Objective - What is the number of lines in these entries that contain "Durchschnittliche"? State it alone.

Given records -
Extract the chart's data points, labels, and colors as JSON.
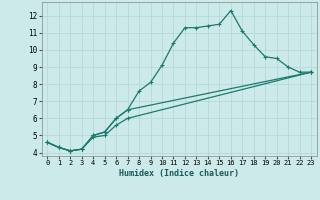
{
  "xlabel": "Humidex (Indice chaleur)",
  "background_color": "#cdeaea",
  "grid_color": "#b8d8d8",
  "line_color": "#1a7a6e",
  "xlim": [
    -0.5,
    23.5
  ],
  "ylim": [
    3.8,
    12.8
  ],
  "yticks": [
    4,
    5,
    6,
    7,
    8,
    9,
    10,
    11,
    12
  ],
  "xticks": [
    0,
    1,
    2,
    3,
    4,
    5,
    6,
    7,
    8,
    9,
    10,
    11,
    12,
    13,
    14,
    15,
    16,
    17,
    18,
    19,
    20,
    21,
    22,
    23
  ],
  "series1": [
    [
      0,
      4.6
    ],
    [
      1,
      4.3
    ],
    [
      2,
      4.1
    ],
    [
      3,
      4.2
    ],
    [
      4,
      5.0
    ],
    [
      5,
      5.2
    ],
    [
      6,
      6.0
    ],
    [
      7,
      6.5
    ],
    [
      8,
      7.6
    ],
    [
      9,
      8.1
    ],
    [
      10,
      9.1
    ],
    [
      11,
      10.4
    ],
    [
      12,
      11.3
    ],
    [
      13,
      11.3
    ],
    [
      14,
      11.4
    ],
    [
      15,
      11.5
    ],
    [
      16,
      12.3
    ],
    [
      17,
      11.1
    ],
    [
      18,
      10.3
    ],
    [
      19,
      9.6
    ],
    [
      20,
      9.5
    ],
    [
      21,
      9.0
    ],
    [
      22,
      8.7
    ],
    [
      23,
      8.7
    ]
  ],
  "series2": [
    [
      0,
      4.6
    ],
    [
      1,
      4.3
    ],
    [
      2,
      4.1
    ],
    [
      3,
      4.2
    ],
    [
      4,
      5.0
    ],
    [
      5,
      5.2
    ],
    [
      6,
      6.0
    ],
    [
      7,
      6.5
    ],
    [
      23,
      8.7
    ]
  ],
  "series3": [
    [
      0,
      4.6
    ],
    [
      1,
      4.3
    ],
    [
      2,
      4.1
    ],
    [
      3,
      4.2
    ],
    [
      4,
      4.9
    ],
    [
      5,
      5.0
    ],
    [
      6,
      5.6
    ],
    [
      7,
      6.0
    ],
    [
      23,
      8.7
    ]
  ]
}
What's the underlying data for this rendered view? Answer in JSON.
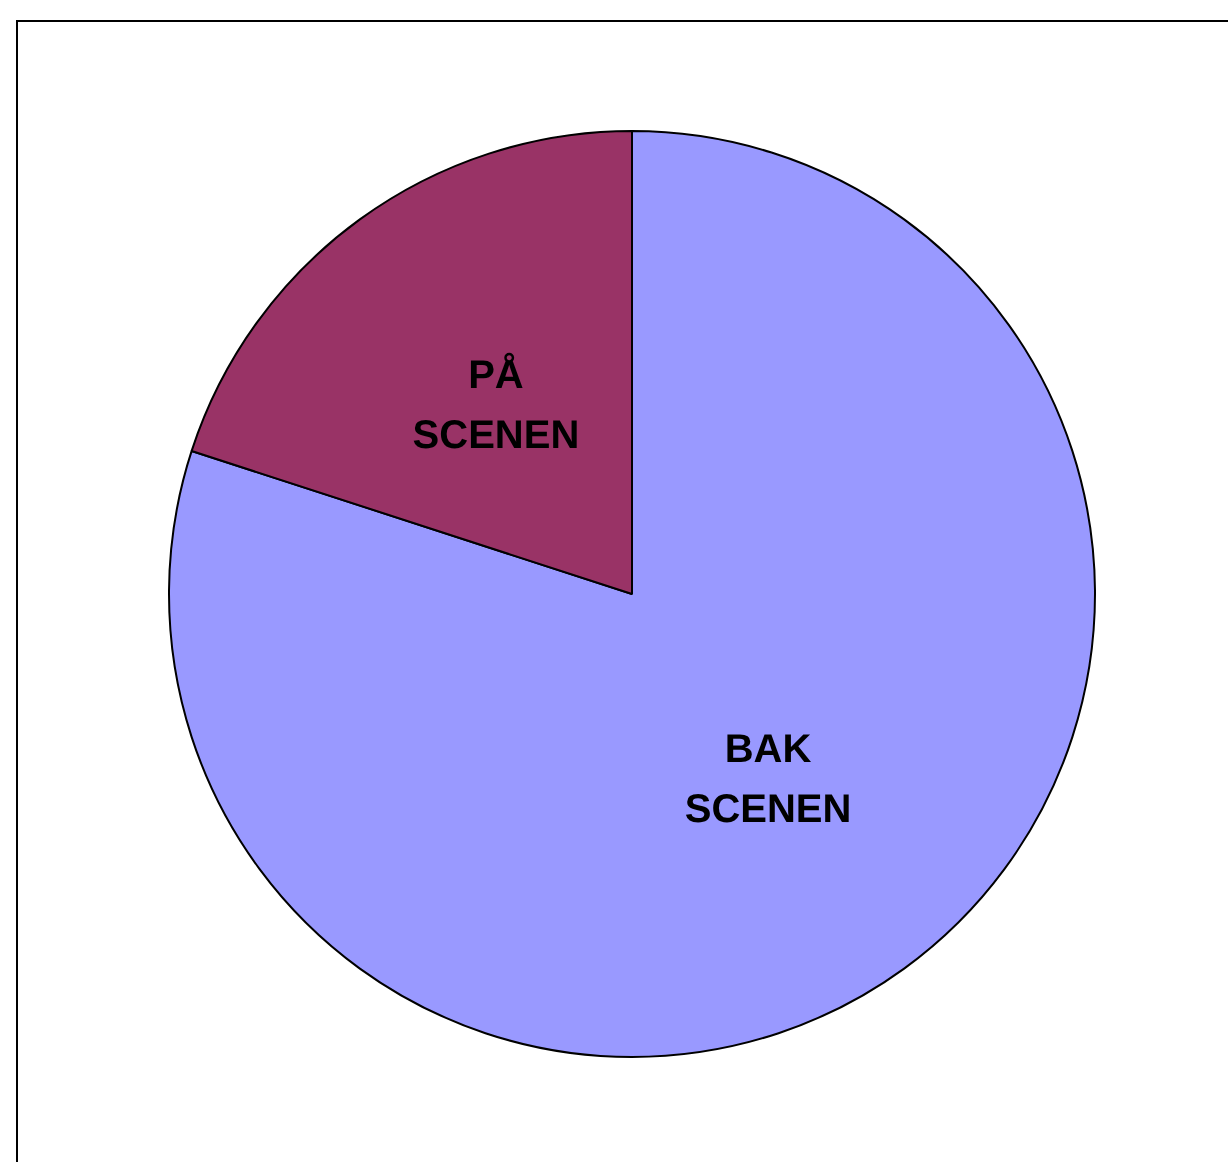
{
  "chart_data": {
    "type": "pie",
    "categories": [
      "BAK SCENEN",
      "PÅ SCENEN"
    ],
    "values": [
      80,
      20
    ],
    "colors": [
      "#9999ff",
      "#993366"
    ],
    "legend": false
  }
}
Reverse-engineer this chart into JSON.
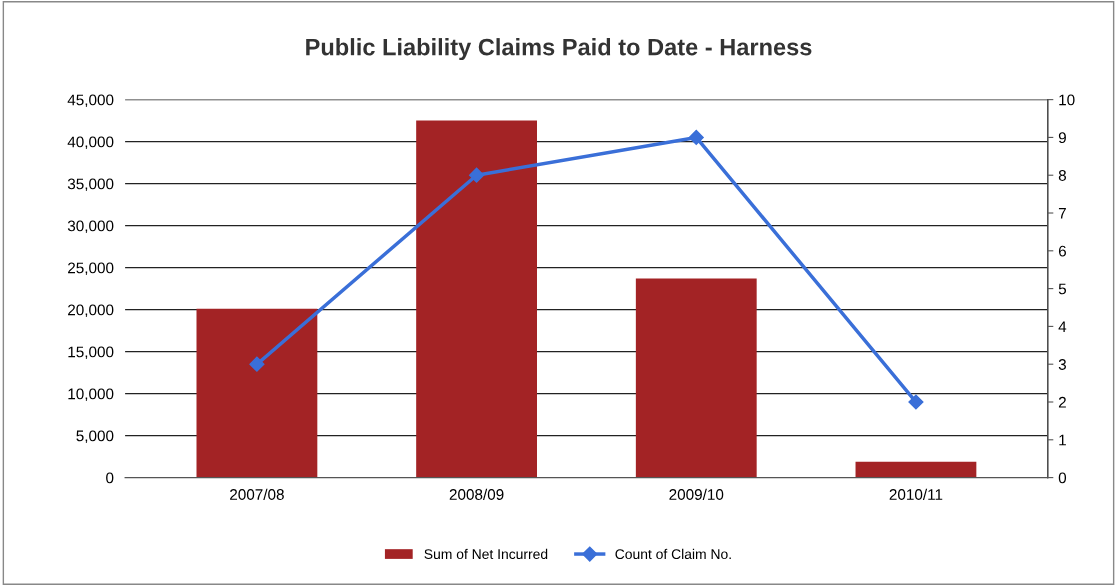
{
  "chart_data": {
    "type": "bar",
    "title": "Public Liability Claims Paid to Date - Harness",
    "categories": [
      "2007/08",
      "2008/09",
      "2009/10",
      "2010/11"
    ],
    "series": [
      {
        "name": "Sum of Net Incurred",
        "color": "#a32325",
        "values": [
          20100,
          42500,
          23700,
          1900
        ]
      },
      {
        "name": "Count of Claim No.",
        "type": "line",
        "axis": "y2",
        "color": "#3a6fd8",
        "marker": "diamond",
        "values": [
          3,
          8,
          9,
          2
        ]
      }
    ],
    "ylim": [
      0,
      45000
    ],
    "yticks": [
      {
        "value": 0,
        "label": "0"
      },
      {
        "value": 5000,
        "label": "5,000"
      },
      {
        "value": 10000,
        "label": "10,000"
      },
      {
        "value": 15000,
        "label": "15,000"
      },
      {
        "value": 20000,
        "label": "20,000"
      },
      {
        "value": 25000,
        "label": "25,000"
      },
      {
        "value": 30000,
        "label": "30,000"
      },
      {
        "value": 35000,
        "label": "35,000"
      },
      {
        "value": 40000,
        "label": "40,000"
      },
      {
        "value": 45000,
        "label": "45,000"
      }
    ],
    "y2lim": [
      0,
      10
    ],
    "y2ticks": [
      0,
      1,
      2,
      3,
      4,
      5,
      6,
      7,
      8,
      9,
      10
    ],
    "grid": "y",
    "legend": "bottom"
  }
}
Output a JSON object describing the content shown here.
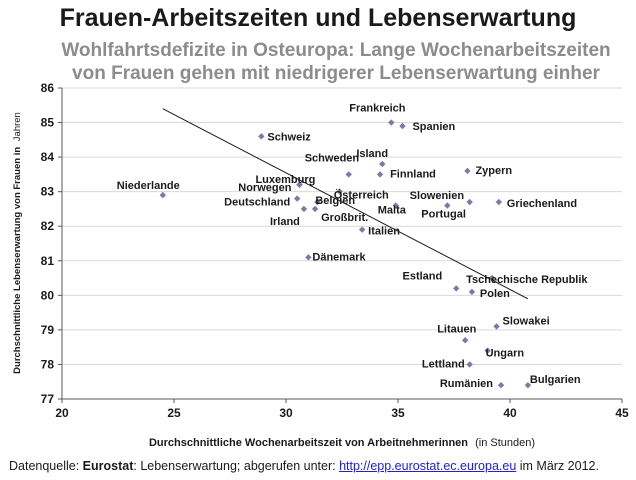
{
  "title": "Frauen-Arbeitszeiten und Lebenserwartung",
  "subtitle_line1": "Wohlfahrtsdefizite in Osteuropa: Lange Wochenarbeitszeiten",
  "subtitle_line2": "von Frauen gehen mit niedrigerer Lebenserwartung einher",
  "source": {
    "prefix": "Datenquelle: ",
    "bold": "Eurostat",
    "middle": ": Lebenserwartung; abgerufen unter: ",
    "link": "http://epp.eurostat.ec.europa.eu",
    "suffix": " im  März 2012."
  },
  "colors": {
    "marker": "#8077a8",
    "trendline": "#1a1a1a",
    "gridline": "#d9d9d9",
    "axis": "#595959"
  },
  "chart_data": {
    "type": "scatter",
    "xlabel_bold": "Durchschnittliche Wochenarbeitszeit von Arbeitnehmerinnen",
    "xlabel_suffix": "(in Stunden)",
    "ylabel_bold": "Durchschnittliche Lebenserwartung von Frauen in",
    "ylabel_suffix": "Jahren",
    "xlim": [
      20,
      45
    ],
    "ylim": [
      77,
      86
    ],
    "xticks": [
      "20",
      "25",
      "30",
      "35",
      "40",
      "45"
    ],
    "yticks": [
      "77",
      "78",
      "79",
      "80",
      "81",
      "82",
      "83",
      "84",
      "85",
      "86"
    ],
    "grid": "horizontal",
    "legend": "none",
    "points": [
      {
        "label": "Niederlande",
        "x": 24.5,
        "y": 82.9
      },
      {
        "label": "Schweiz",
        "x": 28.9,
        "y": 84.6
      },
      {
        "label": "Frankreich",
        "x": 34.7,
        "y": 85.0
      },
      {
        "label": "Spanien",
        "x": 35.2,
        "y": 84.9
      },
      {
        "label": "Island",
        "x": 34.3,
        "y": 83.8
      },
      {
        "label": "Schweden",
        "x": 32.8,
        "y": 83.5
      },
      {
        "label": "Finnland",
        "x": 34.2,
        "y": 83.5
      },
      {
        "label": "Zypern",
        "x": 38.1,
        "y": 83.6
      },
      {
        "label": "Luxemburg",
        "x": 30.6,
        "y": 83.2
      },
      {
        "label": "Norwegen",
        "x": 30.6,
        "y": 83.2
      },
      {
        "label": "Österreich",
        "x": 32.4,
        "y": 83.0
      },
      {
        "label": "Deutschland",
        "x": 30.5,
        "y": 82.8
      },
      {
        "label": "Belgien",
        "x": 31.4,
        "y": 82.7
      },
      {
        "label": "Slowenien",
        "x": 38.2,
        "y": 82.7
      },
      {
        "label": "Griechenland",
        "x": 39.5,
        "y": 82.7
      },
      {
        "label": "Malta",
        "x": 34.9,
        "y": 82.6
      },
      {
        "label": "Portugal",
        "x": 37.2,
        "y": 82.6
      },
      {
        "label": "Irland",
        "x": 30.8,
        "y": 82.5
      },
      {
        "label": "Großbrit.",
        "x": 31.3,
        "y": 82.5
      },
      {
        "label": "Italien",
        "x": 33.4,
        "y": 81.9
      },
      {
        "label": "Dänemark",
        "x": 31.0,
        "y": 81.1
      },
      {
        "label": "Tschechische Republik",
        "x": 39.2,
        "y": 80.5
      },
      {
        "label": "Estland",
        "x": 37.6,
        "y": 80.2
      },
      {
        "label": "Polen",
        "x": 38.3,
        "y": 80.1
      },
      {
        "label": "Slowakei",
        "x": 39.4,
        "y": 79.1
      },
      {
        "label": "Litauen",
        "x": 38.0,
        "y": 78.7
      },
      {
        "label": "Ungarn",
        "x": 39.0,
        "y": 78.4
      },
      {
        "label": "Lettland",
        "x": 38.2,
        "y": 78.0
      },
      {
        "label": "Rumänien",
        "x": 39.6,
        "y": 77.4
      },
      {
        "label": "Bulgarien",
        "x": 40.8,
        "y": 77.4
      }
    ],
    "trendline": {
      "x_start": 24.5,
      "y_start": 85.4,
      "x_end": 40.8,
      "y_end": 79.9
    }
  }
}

Result for this task - 2